Required work: Repeat each line of the material exactly.
_ _ _ _
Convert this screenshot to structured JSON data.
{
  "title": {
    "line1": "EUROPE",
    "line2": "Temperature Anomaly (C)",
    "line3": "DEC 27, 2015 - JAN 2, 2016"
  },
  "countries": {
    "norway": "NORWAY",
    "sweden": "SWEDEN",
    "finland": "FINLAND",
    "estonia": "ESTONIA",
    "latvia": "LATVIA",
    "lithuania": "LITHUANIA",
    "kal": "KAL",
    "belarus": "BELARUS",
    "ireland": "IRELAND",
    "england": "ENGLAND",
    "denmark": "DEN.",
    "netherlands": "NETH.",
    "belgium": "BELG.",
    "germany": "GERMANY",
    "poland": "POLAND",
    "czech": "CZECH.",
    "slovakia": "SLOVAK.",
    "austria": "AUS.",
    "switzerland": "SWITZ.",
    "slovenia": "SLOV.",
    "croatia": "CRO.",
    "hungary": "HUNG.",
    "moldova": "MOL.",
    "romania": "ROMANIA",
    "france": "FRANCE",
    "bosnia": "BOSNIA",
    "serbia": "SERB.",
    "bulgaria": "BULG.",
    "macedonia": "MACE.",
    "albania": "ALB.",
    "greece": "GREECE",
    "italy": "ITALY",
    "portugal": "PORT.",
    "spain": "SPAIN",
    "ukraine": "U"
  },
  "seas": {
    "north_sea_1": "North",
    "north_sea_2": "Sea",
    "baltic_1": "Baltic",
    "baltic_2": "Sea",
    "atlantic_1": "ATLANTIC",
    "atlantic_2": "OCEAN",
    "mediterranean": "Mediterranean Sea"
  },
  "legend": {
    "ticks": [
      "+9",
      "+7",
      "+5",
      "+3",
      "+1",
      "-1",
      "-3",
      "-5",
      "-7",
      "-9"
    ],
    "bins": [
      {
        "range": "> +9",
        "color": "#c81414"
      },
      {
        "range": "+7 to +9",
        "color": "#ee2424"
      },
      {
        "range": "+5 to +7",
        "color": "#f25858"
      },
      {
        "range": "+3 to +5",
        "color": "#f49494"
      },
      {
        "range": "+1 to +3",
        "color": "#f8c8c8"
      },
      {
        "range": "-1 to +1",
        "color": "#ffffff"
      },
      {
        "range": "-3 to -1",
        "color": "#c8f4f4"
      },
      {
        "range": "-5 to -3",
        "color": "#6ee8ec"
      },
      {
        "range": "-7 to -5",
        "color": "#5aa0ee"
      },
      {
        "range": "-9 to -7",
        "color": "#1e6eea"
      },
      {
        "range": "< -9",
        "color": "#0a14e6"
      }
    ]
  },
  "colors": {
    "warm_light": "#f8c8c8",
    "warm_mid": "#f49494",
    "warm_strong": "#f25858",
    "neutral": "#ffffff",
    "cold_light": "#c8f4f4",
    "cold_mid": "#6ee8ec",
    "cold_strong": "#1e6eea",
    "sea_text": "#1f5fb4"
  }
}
_ _ _ _
Result of this task:
Convert this screenshot to structured JSON data.
{
  "title": {
    "line1": "EUROPE",
    "line2": "Temperature Anomaly (C)",
    "line3": "DEC 27, 2015 - JAN 2, 2016"
  },
  "countries": {
    "norway": "NORWAY",
    "sweden": "SWEDEN",
    "finland": "FINLAND",
    "estonia": "ESTONIA",
    "latvia": "LATVIA",
    "lithuania": "LITHUANIA",
    "kal": "KAL",
    "belarus": "BELARUS",
    "ireland": "IRELAND",
    "england": "ENGLAND",
    "denmark": "DEN.",
    "netherlands": "NETH.",
    "belgium": "BELG.",
    "germany": "GERMANY",
    "poland": "POLAND",
    "czech": "CZECH.",
    "slovakia": "SLOVAK.",
    "austria": "AUS.",
    "switzerland": "SWITZ.",
    "slovenia": "SLOV.",
    "croatia": "CRO.",
    "hungary": "HUNG.",
    "moldova": "MOL.",
    "romania": "ROMANIA",
    "france": "FRANCE",
    "bosnia": "BOSNIA",
    "serbia": "SERB.",
    "bulgaria": "BULG.",
    "macedonia": "MACE.",
    "albania": "ALB.",
    "greece": "GREECE",
    "italy": "ITALY",
    "portugal": "PORT.",
    "spain": "SPAIN",
    "ukraine": "U"
  },
  "seas": {
    "north_sea_1": "North",
    "north_sea_2": "Sea",
    "baltic_1": "Baltic",
    "baltic_2": "Sea",
    "atlantic_1": "ATLANTIC",
    "atlantic_2": "OCEAN",
    "mediterranean": "Mediterranean Sea"
  },
  "legend": {
    "ticks": [
      "+9",
      "+7",
      "+5",
      "+3",
      "+1",
      "-1",
      "-3",
      "-5",
      "-7",
      "-9"
    ],
    "bins": [
      {
        "range": "> +9",
        "color": "#c81414"
      },
      {
        "range": "+7 to +9",
        "color": "#ee2424"
      },
      {
        "range": "+5 to +7",
        "color": "#f25858"
      },
      {
        "range": "+3 to +5",
        "color": "#f49494"
      },
      {
        "range": "+1 to +3",
        "color": "#f8c8c8"
      },
      {
        "range": "-1 to +1",
        "color": "#ffffff"
      },
      {
        "range": "-3 to -1",
        "color": "#c8f4f4"
      },
      {
        "range": "-5 to -3",
        "color": "#6ee8ec"
      },
      {
        "range": "-7 to -5",
        "color": "#5aa0ee"
      },
      {
        "range": "-9 to -7",
        "color": "#1e6eea"
      },
      {
        "range": "< -9",
        "color": "#0a14e6"
      }
    ]
  },
  "colors": {
    "warm_light": "#f8c8c8",
    "warm_mid": "#f49494",
    "warm_strong": "#f25858",
    "neutral": "#ffffff",
    "cold_light": "#c8f4f4",
    "cold_mid": "#6ee8ec",
    "cold_strong": "#1e6eea",
    "sea_text": "#1f5fb4"
  }
}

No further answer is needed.